==== STORED DATA

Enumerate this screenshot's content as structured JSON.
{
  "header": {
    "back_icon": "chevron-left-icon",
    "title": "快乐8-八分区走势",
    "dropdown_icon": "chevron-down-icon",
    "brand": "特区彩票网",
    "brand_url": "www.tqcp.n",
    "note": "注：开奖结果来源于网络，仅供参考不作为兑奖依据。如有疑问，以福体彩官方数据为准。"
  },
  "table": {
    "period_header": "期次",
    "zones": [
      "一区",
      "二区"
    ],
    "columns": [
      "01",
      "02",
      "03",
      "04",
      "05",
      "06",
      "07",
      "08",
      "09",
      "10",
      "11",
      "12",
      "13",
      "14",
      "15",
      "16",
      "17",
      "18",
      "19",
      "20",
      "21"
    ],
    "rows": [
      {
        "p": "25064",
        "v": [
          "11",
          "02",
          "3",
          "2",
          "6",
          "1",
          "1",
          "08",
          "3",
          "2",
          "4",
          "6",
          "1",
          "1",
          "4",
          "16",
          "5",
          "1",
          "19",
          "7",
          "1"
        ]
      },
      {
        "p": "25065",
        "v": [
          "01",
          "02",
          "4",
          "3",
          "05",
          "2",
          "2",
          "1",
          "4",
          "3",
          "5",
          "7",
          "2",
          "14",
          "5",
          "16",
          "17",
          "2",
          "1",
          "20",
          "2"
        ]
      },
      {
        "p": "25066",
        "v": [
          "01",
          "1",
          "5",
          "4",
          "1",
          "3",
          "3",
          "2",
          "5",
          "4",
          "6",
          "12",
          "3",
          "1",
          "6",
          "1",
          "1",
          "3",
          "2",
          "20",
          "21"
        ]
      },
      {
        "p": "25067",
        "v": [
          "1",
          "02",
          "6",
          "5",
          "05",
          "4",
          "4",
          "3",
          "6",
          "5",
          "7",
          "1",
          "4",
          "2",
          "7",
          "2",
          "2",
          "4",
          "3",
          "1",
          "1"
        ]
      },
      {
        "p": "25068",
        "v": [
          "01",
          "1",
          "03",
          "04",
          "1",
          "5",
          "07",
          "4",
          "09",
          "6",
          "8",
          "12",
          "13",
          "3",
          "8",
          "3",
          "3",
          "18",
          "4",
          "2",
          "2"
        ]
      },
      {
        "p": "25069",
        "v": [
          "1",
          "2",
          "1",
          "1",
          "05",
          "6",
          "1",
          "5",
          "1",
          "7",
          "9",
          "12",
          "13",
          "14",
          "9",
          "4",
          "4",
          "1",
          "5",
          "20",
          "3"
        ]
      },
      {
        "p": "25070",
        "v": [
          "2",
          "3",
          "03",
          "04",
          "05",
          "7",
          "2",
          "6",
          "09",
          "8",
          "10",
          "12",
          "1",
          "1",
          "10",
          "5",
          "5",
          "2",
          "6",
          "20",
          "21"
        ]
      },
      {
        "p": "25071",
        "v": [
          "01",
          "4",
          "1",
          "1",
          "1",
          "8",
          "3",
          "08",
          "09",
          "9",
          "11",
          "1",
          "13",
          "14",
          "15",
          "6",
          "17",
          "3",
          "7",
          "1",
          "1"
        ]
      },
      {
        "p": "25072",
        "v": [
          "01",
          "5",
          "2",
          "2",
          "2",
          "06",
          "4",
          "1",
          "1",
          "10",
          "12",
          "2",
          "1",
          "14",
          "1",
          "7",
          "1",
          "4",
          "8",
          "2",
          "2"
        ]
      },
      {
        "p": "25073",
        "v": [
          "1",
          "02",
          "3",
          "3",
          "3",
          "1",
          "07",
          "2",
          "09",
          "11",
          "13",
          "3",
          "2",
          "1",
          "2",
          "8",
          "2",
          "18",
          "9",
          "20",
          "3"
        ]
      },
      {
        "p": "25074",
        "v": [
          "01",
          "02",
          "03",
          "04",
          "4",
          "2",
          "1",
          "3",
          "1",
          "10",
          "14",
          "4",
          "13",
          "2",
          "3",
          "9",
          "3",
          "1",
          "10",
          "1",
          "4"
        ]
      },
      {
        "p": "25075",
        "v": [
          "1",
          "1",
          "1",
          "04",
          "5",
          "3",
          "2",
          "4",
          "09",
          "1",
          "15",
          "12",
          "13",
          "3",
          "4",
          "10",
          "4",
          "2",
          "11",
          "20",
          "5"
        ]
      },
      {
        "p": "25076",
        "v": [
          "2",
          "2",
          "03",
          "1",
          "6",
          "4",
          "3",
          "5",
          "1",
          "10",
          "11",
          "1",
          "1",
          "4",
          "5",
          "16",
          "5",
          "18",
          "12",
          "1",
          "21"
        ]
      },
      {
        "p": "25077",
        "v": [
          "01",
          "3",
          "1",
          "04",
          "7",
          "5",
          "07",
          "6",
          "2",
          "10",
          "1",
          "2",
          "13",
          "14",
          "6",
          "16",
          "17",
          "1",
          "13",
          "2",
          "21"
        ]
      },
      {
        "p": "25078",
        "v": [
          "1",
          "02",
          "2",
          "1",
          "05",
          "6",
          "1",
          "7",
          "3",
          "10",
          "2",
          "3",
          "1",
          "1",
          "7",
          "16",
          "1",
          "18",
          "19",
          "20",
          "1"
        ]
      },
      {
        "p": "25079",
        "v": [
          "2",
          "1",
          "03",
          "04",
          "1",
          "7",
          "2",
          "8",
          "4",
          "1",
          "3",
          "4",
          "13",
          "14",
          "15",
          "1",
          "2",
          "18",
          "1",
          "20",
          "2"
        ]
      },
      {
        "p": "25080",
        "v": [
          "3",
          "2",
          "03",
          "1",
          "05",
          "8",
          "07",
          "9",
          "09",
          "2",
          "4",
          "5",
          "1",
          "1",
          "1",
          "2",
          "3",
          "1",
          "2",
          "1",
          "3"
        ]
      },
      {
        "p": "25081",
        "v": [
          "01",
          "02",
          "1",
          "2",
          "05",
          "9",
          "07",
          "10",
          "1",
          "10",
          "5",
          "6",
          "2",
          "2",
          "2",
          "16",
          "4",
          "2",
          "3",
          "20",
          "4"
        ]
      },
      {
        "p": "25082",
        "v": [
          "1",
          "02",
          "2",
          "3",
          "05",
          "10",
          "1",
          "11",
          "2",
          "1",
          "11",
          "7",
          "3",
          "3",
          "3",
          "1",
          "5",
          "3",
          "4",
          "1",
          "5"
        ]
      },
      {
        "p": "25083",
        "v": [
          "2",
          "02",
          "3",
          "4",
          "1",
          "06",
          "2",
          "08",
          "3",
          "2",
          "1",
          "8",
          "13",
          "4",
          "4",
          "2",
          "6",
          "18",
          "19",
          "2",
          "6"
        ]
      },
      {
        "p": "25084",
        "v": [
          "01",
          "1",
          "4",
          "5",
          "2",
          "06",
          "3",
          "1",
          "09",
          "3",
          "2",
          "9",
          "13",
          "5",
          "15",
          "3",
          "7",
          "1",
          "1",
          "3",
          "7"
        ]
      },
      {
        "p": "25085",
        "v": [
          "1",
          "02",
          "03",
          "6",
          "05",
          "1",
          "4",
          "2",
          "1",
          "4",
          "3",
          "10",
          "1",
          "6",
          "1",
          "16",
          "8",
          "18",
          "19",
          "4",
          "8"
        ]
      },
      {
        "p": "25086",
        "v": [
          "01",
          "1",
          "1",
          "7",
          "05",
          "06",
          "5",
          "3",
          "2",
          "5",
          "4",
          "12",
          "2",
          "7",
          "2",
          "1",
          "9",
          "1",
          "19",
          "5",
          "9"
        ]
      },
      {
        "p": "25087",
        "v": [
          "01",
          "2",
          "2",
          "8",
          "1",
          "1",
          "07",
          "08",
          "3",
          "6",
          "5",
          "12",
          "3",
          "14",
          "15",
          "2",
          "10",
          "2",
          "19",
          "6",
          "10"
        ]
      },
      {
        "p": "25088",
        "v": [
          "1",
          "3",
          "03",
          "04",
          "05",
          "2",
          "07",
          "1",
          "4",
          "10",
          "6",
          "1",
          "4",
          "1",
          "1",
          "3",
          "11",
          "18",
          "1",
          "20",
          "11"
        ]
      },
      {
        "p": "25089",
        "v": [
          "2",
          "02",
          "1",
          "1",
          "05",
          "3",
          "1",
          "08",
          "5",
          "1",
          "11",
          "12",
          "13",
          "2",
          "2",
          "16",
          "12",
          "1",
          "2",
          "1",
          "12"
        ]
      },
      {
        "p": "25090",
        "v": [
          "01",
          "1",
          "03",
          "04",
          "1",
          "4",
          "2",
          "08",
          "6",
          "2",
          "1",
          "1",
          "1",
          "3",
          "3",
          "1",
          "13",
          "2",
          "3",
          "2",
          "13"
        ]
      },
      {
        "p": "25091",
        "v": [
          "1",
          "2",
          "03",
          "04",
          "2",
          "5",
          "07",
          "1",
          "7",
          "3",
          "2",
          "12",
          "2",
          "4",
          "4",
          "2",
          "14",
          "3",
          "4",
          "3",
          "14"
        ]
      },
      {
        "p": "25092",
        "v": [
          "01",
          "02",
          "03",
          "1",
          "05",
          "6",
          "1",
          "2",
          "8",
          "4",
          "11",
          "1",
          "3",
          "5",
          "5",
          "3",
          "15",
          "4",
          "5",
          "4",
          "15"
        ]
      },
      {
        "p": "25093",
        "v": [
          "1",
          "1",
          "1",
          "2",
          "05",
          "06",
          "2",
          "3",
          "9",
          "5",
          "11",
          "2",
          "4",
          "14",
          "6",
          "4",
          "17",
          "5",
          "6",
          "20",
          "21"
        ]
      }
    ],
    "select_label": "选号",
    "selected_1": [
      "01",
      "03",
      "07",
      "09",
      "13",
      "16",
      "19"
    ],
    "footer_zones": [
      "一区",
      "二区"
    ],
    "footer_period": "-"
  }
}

========

#### REQUIRED WORK
Copy each line of the data that contains the word "chevron".

#### FULL RESPONSE
    "back_icon": "chevron-left-icon",
    "dropdown_icon": "chevron-down-icon",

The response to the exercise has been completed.